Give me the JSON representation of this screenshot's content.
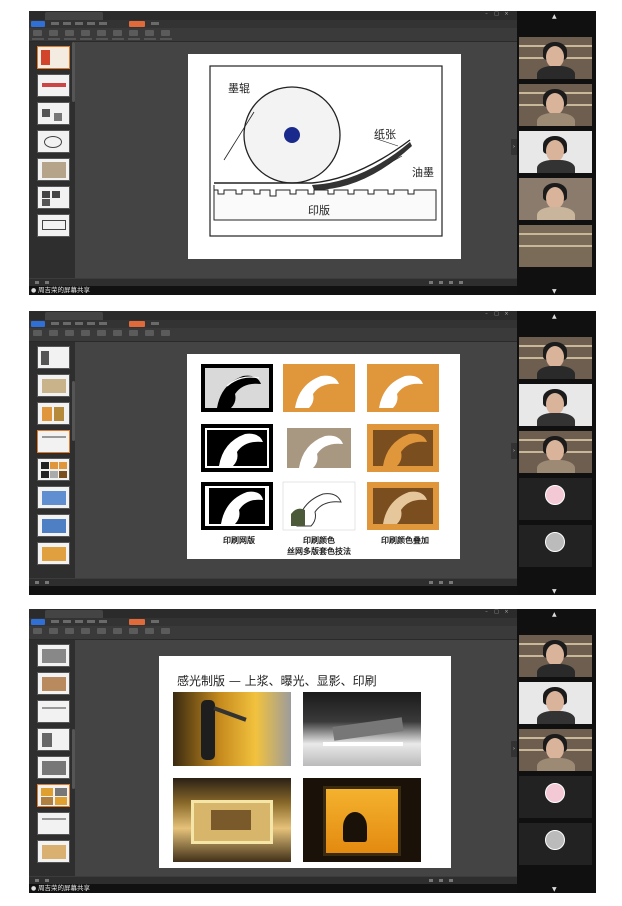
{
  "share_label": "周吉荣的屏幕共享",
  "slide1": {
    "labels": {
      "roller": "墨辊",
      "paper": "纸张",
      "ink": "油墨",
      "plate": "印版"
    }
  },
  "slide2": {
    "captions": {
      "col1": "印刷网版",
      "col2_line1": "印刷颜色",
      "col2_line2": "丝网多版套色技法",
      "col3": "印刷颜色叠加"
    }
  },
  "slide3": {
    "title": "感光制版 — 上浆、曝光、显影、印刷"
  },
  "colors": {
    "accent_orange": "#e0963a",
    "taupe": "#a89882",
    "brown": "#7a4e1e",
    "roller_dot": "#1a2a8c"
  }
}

__________________________________________________

## Written task
Retype all entries exactly as they appear, dropping the images.

## The reply
Give me the JSON representation of this screenshot's content.
{
  "share_label": "周吉荣的屏幕共享",
  "slide1": {
    "labels": {
      "roller": "墨辊",
      "paper": "纸张",
      "ink": "油墨",
      "plate": "印版"
    }
  },
  "slide2": {
    "captions": {
      "col1": "印刷网版",
      "col2_line1": "印刷颜色",
      "col2_line2": "丝网多版套色技法",
      "col3": "印刷颜色叠加"
    }
  },
  "slide3": {
    "title": "感光制版 — 上浆、曝光、显影、印刷"
  },
  "colors": {
    "accent_orange": "#e0963a",
    "taupe": "#a89882",
    "brown": "#7a4e1e",
    "roller_dot": "#1a2a8c"
  }
}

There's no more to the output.